= REQUIRED TASK =
Pull out every line from the listing that has the word "Americans".

++++++

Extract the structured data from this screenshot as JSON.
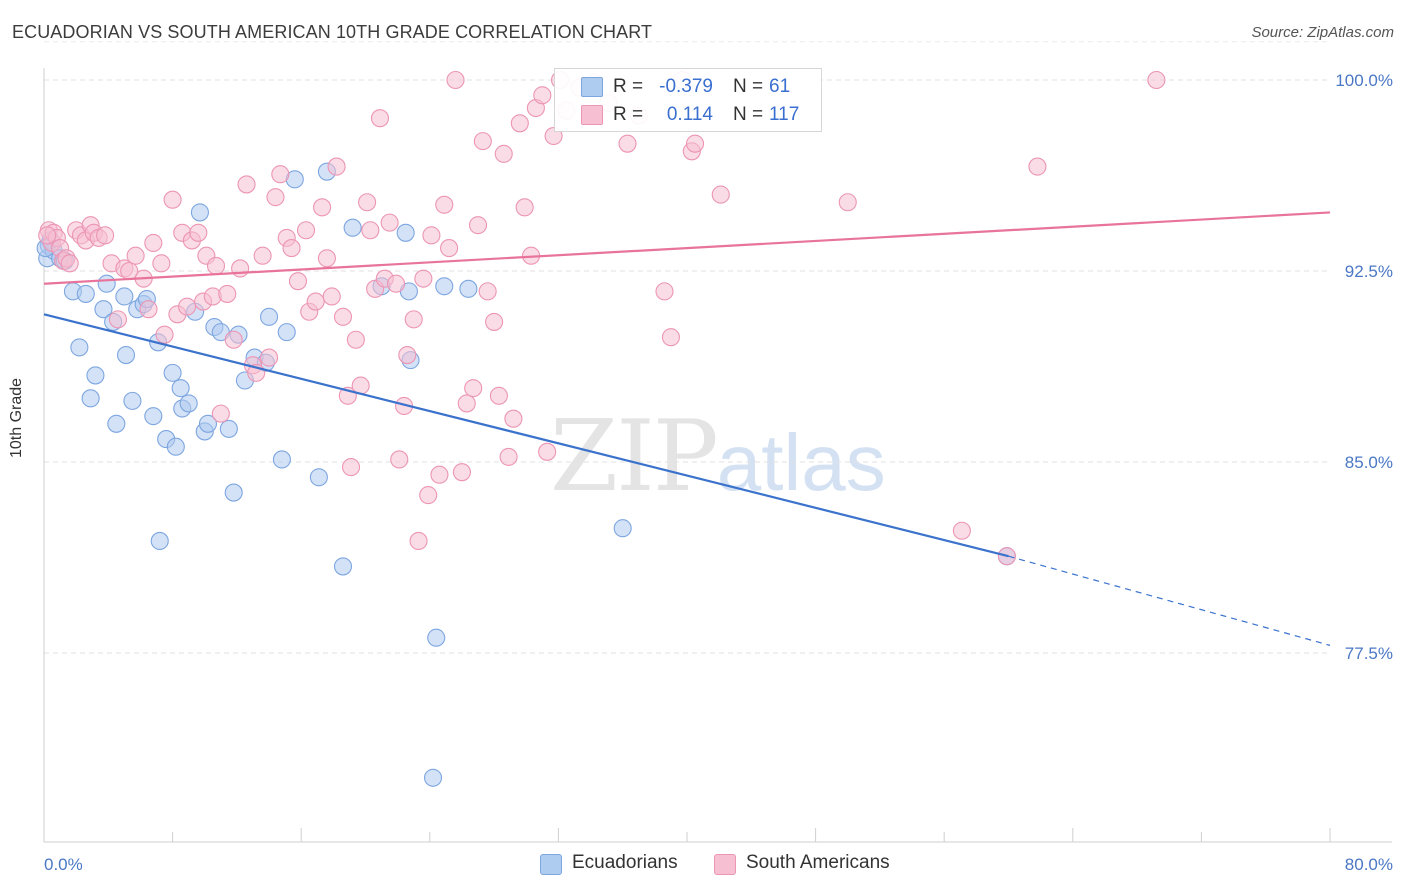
{
  "title": "ECUADORIAN VS SOUTH AMERICAN 10TH GRADE CORRELATION CHART",
  "source": "Source: ZipAtlas.com",
  "watermark": {
    "part1": "ZIP",
    "part2": "atlas"
  },
  "colors": {
    "blue": "#3a72cc",
    "pink": "#e8739b",
    "blue_fill": "#aecbf0",
    "pink_fill": "#f6bfd2"
  },
  "legend": {
    "rows": [
      {
        "r_label": "R =",
        "r_value": "-0.379",
        "n_label": "N =",
        "n_value": "61"
      },
      {
        "r_label": "R =",
        "r_value": "0.114",
        "n_label": "N =",
        "n_value": "117"
      }
    ]
  },
  "bottom_legend": [
    "Ecuadorians",
    "South Americans"
  ],
  "chart_data": {
    "type": "scatter",
    "title": "ECUADORIAN VS SOUTH AMERICAN 10TH GRADE CORRELATION CHART",
    "xlabel": "",
    "ylabel": "10th Grade",
    "xlim": [
      0,
      80
    ],
    "ylim": [
      71.0,
      101.5
    ],
    "x_tick_labels": [
      "0.0%",
      "80.0%"
    ],
    "y_ticks": [
      77.5,
      85.0,
      92.5,
      100.0
    ],
    "y_tick_labels": [
      "77.5%",
      "85.0%",
      "92.5%",
      "100.0%"
    ],
    "grid": true,
    "legend_position": "top-center",
    "series": [
      {
        "name": "Ecuadorians",
        "color": "#3a72cc",
        "r": -0.379,
        "n": 61,
        "trend": {
          "x0": 0,
          "y0": 90.8,
          "x1": 60.0,
          "y1": 81.3,
          "dashed_to_x": 80,
          "dashed_to_y": 77.8
        },
        "points": [
          [
            0.2,
            93.0
          ],
          [
            0.3,
            93.5
          ],
          [
            0.4,
            93.7
          ],
          [
            0.6,
            93.3
          ],
          [
            1.0,
            93.0
          ],
          [
            1.3,
            92.9
          ],
          [
            1.8,
            91.7
          ],
          [
            2.2,
            89.5
          ],
          [
            2.6,
            91.6
          ],
          [
            2.9,
            87.5
          ],
          [
            3.2,
            88.4
          ],
          [
            3.7,
            91.0
          ],
          [
            3.9,
            92.0
          ],
          [
            4.3,
            90.5
          ],
          [
            4.5,
            86.5
          ],
          [
            5.0,
            91.5
          ],
          [
            5.1,
            89.2
          ],
          [
            5.5,
            87.4
          ],
          [
            5.8,
            91.0
          ],
          [
            6.2,
            91.2
          ],
          [
            6.4,
            91.4
          ],
          [
            6.8,
            86.8
          ],
          [
            7.1,
            89.7
          ],
          [
            7.2,
            81.9
          ],
          [
            7.6,
            85.9
          ],
          [
            8.0,
            88.5
          ],
          [
            8.2,
            85.6
          ],
          [
            8.5,
            87.9
          ],
          [
            8.6,
            87.1
          ],
          [
            9.0,
            87.3
          ],
          [
            9.4,
            90.9
          ],
          [
            9.7,
            94.8
          ],
          [
            10.0,
            86.2
          ],
          [
            10.2,
            86.5
          ],
          [
            10.6,
            90.3
          ],
          [
            11.0,
            90.1
          ],
          [
            11.5,
            86.3
          ],
          [
            11.8,
            83.8
          ],
          [
            12.1,
            90.0
          ],
          [
            12.5,
            88.2
          ],
          [
            13.1,
            89.1
          ],
          [
            13.8,
            88.9
          ],
          [
            14.0,
            90.7
          ],
          [
            14.8,
            85.1
          ],
          [
            15.1,
            90.1
          ],
          [
            15.6,
            96.1
          ],
          [
            17.1,
            84.4
          ],
          [
            17.6,
            96.4
          ],
          [
            18.6,
            80.9
          ],
          [
            19.2,
            94.2
          ],
          [
            21.0,
            91.9
          ],
          [
            22.5,
            94.0
          ],
          [
            22.7,
            91.7
          ],
          [
            22.8,
            89.0
          ],
          [
            24.4,
            78.1
          ],
          [
            24.2,
            72.6
          ],
          [
            24.9,
            91.9
          ],
          [
            26.4,
            91.8
          ],
          [
            36.0,
            82.4
          ],
          [
            59.9,
            81.3
          ],
          [
            0.1,
            93.4
          ]
        ]
      },
      {
        "name": "South Americans",
        "color": "#e8739b",
        "r": 0.114,
        "n": 117,
        "trend": {
          "x0": 0,
          "y0": 92.0,
          "x1": 80,
          "y1": 94.8
        },
        "points": [
          [
            0.3,
            94.1
          ],
          [
            0.5,
            93.6
          ],
          [
            0.6,
            94.0
          ],
          [
            0.8,
            93.8
          ],
          [
            1.0,
            93.4
          ],
          [
            1.2,
            92.9
          ],
          [
            1.4,
            93.0
          ],
          [
            1.6,
            92.8
          ],
          [
            2.0,
            94.1
          ],
          [
            2.3,
            93.9
          ],
          [
            2.6,
            93.7
          ],
          [
            2.9,
            94.3
          ],
          [
            3.1,
            94.0
          ],
          [
            3.4,
            93.8
          ],
          [
            3.8,
            93.9
          ],
          [
            4.2,
            92.8
          ],
          [
            4.6,
            90.6
          ],
          [
            5.0,
            92.6
          ],
          [
            5.3,
            92.5
          ],
          [
            5.7,
            93.1
          ],
          [
            6.2,
            92.2
          ],
          [
            6.5,
            91.0
          ],
          [
            6.8,
            93.6
          ],
          [
            7.3,
            92.8
          ],
          [
            7.5,
            90.0
          ],
          [
            8.0,
            95.3
          ],
          [
            8.3,
            90.8
          ],
          [
            8.6,
            94.0
          ],
          [
            8.9,
            91.1
          ],
          [
            9.2,
            93.7
          ],
          [
            9.6,
            94.0
          ],
          [
            9.9,
            91.3
          ],
          [
            10.1,
            93.1
          ],
          [
            10.5,
            91.5
          ],
          [
            10.7,
            92.7
          ],
          [
            11.0,
            86.9
          ],
          [
            11.4,
            91.6
          ],
          [
            11.8,
            89.8
          ],
          [
            12.2,
            92.6
          ],
          [
            12.6,
            95.9
          ],
          [
            13.0,
            88.8
          ],
          [
            13.2,
            88.5
          ],
          [
            13.6,
            93.1
          ],
          [
            14.0,
            89.1
          ],
          [
            14.4,
            95.4
          ],
          [
            14.7,
            96.3
          ],
          [
            15.1,
            93.8
          ],
          [
            15.4,
            93.4
          ],
          [
            15.8,
            92.1
          ],
          [
            16.3,
            94.1
          ],
          [
            16.5,
            90.9
          ],
          [
            16.9,
            91.3
          ],
          [
            17.3,
            95.0
          ],
          [
            17.6,
            93.0
          ],
          [
            17.9,
            91.5
          ],
          [
            18.2,
            96.6
          ],
          [
            18.6,
            90.7
          ],
          [
            18.9,
            87.6
          ],
          [
            19.1,
            84.8
          ],
          [
            19.4,
            89.8
          ],
          [
            19.7,
            88.0
          ],
          [
            20.1,
            95.2
          ],
          [
            20.3,
            94.1
          ],
          [
            20.6,
            91.8
          ],
          [
            20.9,
            98.5
          ],
          [
            21.2,
            92.2
          ],
          [
            21.5,
            94.4
          ],
          [
            21.9,
            92.0
          ],
          [
            22.1,
            85.1
          ],
          [
            22.4,
            87.2
          ],
          [
            22.6,
            89.2
          ],
          [
            23.0,
            90.6
          ],
          [
            23.3,
            81.9
          ],
          [
            23.6,
            92.2
          ],
          [
            23.9,
            83.7
          ],
          [
            24.1,
            93.9
          ],
          [
            24.6,
            84.5
          ],
          [
            24.9,
            95.1
          ],
          [
            25.2,
            93.4
          ],
          [
            25.6,
            100.0
          ],
          [
            26.0,
            84.6
          ],
          [
            26.3,
            87.3
          ],
          [
            26.7,
            87.9
          ],
          [
            27.0,
            94.3
          ],
          [
            27.3,
            97.6
          ],
          [
            27.6,
            91.7
          ],
          [
            28.0,
            90.5
          ],
          [
            28.3,
            87.6
          ],
          [
            28.6,
            97.1
          ],
          [
            28.9,
            85.2
          ],
          [
            29.2,
            86.7
          ],
          [
            29.6,
            98.3
          ],
          [
            29.9,
            95.0
          ],
          [
            30.3,
            93.1
          ],
          [
            30.6,
            98.9
          ],
          [
            31.0,
            99.4
          ],
          [
            31.3,
            85.4
          ],
          [
            31.7,
            97.8
          ],
          [
            32.1,
            100.0
          ],
          [
            32.5,
            98.8
          ],
          [
            33.3,
            99.7
          ],
          [
            34.2,
            99.9
          ],
          [
            35.1,
            99.1
          ],
          [
            36.3,
            97.5
          ],
          [
            37.0,
            98.6
          ],
          [
            38.6,
            91.7
          ],
          [
            39.0,
            89.9
          ],
          [
            39.7,
            100.0
          ],
          [
            40.3,
            97.2
          ],
          [
            40.5,
            97.5
          ],
          [
            42.1,
            95.5
          ],
          [
            50.0,
            95.2
          ],
          [
            57.1,
            82.3
          ],
          [
            59.9,
            81.3
          ],
          [
            61.8,
            96.6
          ],
          [
            69.2,
            100.0
          ],
          [
            0.2,
            93.9
          ]
        ]
      }
    ]
  }
}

++++++

= REPLY TO THE EXERCISE =
    "South Americans"
        "name": "South Americans",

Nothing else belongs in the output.